Exercise task:
Please print the full listing exactly.

Extracts from a graphics dataset:
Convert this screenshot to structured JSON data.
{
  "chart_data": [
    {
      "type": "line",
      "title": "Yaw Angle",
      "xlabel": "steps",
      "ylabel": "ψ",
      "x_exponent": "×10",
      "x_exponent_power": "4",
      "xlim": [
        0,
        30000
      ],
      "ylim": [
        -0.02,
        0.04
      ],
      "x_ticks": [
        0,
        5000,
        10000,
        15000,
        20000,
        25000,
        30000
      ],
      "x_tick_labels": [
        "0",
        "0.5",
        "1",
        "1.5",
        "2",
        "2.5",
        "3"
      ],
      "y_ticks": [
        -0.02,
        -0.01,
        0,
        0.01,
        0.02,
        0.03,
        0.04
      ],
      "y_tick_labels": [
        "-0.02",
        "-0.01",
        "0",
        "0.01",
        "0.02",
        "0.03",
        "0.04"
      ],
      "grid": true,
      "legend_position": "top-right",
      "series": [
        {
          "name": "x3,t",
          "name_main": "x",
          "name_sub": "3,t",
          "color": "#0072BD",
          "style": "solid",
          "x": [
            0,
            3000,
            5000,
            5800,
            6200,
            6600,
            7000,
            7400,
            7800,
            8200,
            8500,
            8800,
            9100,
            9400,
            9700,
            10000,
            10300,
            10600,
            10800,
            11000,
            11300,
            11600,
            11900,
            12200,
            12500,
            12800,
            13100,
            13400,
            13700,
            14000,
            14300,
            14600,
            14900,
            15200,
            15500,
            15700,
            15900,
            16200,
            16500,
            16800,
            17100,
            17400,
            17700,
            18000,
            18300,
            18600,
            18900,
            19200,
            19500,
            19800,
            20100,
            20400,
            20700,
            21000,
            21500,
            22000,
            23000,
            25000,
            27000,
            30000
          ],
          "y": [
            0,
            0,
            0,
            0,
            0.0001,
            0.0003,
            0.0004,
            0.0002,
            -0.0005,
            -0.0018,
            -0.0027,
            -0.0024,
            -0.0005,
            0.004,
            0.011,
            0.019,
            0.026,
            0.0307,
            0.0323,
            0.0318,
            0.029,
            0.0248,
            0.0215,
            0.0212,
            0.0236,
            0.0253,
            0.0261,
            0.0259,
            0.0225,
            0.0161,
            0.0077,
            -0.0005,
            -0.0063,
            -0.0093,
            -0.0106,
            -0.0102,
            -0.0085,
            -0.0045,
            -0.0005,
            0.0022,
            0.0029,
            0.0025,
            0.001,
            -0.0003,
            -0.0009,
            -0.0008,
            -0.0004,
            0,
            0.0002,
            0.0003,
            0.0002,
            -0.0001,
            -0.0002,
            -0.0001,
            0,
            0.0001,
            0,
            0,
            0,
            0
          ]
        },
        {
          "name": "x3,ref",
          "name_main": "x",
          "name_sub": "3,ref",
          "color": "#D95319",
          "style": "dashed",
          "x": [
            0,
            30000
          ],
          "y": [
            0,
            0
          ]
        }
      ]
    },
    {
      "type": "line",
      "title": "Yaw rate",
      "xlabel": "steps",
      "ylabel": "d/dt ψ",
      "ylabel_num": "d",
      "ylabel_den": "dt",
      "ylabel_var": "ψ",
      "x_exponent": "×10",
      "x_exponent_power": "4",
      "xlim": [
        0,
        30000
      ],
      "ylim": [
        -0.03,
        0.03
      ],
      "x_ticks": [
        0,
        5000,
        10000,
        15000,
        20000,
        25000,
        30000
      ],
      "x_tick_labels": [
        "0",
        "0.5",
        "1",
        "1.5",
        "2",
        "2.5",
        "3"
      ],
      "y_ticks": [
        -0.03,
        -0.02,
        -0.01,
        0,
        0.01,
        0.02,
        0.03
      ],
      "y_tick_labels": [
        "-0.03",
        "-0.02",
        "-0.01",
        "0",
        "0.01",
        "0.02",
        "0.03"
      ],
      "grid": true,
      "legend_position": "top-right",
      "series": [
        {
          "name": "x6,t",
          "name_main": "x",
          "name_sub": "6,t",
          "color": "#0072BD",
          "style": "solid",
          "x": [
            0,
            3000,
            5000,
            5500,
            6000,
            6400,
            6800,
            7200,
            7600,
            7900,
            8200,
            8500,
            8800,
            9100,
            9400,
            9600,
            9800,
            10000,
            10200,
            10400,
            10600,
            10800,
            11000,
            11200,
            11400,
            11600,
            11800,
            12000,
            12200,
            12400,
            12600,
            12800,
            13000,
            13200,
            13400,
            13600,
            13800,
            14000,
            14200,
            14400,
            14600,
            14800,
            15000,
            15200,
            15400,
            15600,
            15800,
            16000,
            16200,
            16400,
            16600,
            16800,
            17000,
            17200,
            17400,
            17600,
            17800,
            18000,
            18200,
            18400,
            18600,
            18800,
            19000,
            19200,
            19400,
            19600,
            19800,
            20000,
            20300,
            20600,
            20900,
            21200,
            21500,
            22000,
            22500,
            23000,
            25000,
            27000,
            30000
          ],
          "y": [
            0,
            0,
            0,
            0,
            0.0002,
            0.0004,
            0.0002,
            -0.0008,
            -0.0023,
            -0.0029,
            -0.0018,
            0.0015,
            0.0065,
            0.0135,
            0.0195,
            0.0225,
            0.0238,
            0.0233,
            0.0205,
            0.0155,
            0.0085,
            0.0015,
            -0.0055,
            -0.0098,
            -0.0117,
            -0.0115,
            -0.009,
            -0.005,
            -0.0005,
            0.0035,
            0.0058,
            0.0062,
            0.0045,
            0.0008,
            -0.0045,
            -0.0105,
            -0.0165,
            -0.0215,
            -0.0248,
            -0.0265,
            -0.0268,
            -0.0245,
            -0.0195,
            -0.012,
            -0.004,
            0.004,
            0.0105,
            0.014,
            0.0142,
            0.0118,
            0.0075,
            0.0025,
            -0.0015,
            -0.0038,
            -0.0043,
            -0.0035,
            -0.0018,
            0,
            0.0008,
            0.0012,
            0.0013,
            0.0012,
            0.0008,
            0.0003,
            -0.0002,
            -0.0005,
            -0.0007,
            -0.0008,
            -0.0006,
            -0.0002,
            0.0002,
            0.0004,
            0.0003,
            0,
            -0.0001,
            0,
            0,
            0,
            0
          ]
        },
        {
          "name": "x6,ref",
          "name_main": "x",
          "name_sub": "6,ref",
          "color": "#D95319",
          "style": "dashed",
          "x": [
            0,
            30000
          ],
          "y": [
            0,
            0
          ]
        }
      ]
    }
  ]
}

Completed exercise:
Convert this screenshot to structured JSON data.
{
  "chart_data": [
    {
      "type": "line",
      "title": "Yaw Angle",
      "xlabel": "steps",
      "ylabel": "ψ",
      "x_exponent": "×10",
      "x_exponent_power": "4",
      "xlim": [
        0,
        30000
      ],
      "ylim": [
        -0.02,
        0.04
      ],
      "x_ticks": [
        0,
        5000,
        10000,
        15000,
        20000,
        25000,
        30000
      ],
      "x_tick_labels": [
        "0",
        "0.5",
        "1",
        "1.5",
        "2",
        "2.5",
        "3"
      ],
      "y_ticks": [
        -0.02,
        -0.01,
        0,
        0.01,
        0.02,
        0.03,
        0.04
      ],
      "y_tick_labels": [
        "-0.02",
        "-0.01",
        "0",
        "0.01",
        "0.02",
        "0.03",
        "0.04"
      ],
      "grid": true,
      "legend_position": "top-right",
      "series": [
        {
          "name": "x3,t",
          "name_main": "x",
          "name_sub": "3,t",
          "color": "#0072BD",
          "style": "solid",
          "x": [
            0,
            3000,
            5000,
            5800,
            6200,
            6600,
            7000,
            7400,
            7800,
            8200,
            8500,
            8800,
            9100,
            9400,
            9700,
            10000,
            10300,
            10600,
            10800,
            11000,
            11300,
            11600,
            11900,
            12200,
            12500,
            12800,
            13100,
            13400,
            13700,
            14000,
            14300,
            14600,
            14900,
            15200,
            15500,
            15700,
            15900,
            16200,
            16500,
            16800,
            17100,
            17400,
            17700,
            18000,
            18300,
            18600,
            18900,
            19200,
            19500,
            19800,
            20100,
            20400,
            20700,
            21000,
            21500,
            22000,
            23000,
            25000,
            27000,
            30000
          ],
          "y": [
            0,
            0,
            0,
            0,
            0.0001,
            0.0003,
            0.0004,
            0.0002,
            -0.0005,
            -0.0018,
            -0.0027,
            -0.0024,
            -0.0005,
            0.004,
            0.011,
            0.019,
            0.026,
            0.0307,
            0.0323,
            0.0318,
            0.029,
            0.0248,
            0.0215,
            0.0212,
            0.0236,
            0.0253,
            0.0261,
            0.0259,
            0.0225,
            0.0161,
            0.0077,
            -0.0005,
            -0.0063,
            -0.0093,
            -0.0106,
            -0.0102,
            -0.0085,
            -0.0045,
            -0.0005,
            0.0022,
            0.0029,
            0.0025,
            0.001,
            -0.0003,
            -0.0009,
            -0.0008,
            -0.0004,
            0,
            0.0002,
            0.0003,
            0.0002,
            -0.0001,
            -0.0002,
            -0.0001,
            0,
            0.0001,
            0,
            0,
            0,
            0
          ]
        },
        {
          "name": "x3,ref",
          "name_main": "x",
          "name_sub": "3,ref",
          "color": "#D95319",
          "style": "dashed",
          "x": [
            0,
            30000
          ],
          "y": [
            0,
            0
          ]
        }
      ]
    },
    {
      "type": "line",
      "title": "Yaw rate",
      "xlabel": "steps",
      "ylabel": "d/dt ψ",
      "ylabel_num": "d",
      "ylabel_den": "dt",
      "ylabel_var": "ψ",
      "x_exponent": "×10",
      "x_exponent_power": "4",
      "xlim": [
        0,
        30000
      ],
      "ylim": [
        -0.03,
        0.03
      ],
      "x_ticks": [
        0,
        5000,
        10000,
        15000,
        20000,
        25000,
        30000
      ],
      "x_tick_labels": [
        "0",
        "0.5",
        "1",
        "1.5",
        "2",
        "2.5",
        "3"
      ],
      "y_ticks": [
        -0.03,
        -0.02,
        -0.01,
        0,
        0.01,
        0.02,
        0.03
      ],
      "y_tick_labels": [
        "-0.03",
        "-0.02",
        "-0.01",
        "0",
        "0.01",
        "0.02",
        "0.03"
      ],
      "grid": true,
      "legend_position": "top-right",
      "series": [
        {
          "name": "x6,t",
          "name_main": "x",
          "name_sub": "6,t",
          "color": "#0072BD",
          "style": "solid",
          "x": [
            0,
            3000,
            5000,
            5500,
            6000,
            6400,
            6800,
            7200,
            7600,
            7900,
            8200,
            8500,
            8800,
            9100,
            9400,
            9600,
            9800,
            10000,
            10200,
            10400,
            10600,
            10800,
            11000,
            11200,
            11400,
            11600,
            11800,
            12000,
            12200,
            12400,
            12600,
            12800,
            13000,
            13200,
            13400,
            13600,
            13800,
            14000,
            14200,
            14400,
            14600,
            14800,
            15000,
            15200,
            15400,
            15600,
            15800,
            16000,
            16200,
            16400,
            16600,
            16800,
            17000,
            17200,
            17400,
            17600,
            17800,
            18000,
            18200,
            18400,
            18600,
            18800,
            19000,
            19200,
            19400,
            19600,
            19800,
            20000,
            20300,
            20600,
            20900,
            21200,
            21500,
            22000,
            22500,
            23000,
            25000,
            27000,
            30000
          ],
          "y": [
            0,
            0,
            0,
            0,
            0.0002,
            0.0004,
            0.0002,
            -0.0008,
            -0.0023,
            -0.0029,
            -0.0018,
            0.0015,
            0.0065,
            0.0135,
            0.0195,
            0.0225,
            0.0238,
            0.0233,
            0.0205,
            0.0155,
            0.0085,
            0.0015,
            -0.0055,
            -0.0098,
            -0.0117,
            -0.0115,
            -0.009,
            -0.005,
            -0.0005,
            0.0035,
            0.0058,
            0.0062,
            0.0045,
            0.0008,
            -0.0045,
            -0.0105,
            -0.0165,
            -0.0215,
            -0.0248,
            -0.0265,
            -0.0268,
            -0.0245,
            -0.0195,
            -0.012,
            -0.004,
            0.004,
            0.0105,
            0.014,
            0.0142,
            0.0118,
            0.0075,
            0.0025,
            -0.0015,
            -0.0038,
            -0.0043,
            -0.0035,
            -0.0018,
            0,
            0.0008,
            0.0012,
            0.0013,
            0.0012,
            0.0008,
            0.0003,
            -0.0002,
            -0.0005,
            -0.0007,
            -0.0008,
            -0.0006,
            -0.0002,
            0.0002,
            0.0004,
            0.0003,
            0,
            -0.0001,
            0,
            0,
            0,
            0
          ]
        },
        {
          "name": "x6,ref",
          "name_main": "x",
          "name_sub": "6,ref",
          "color": "#D95319",
          "style": "dashed",
          "x": [
            0,
            30000
          ],
          "y": [
            0,
            0
          ]
        }
      ]
    }
  ]
}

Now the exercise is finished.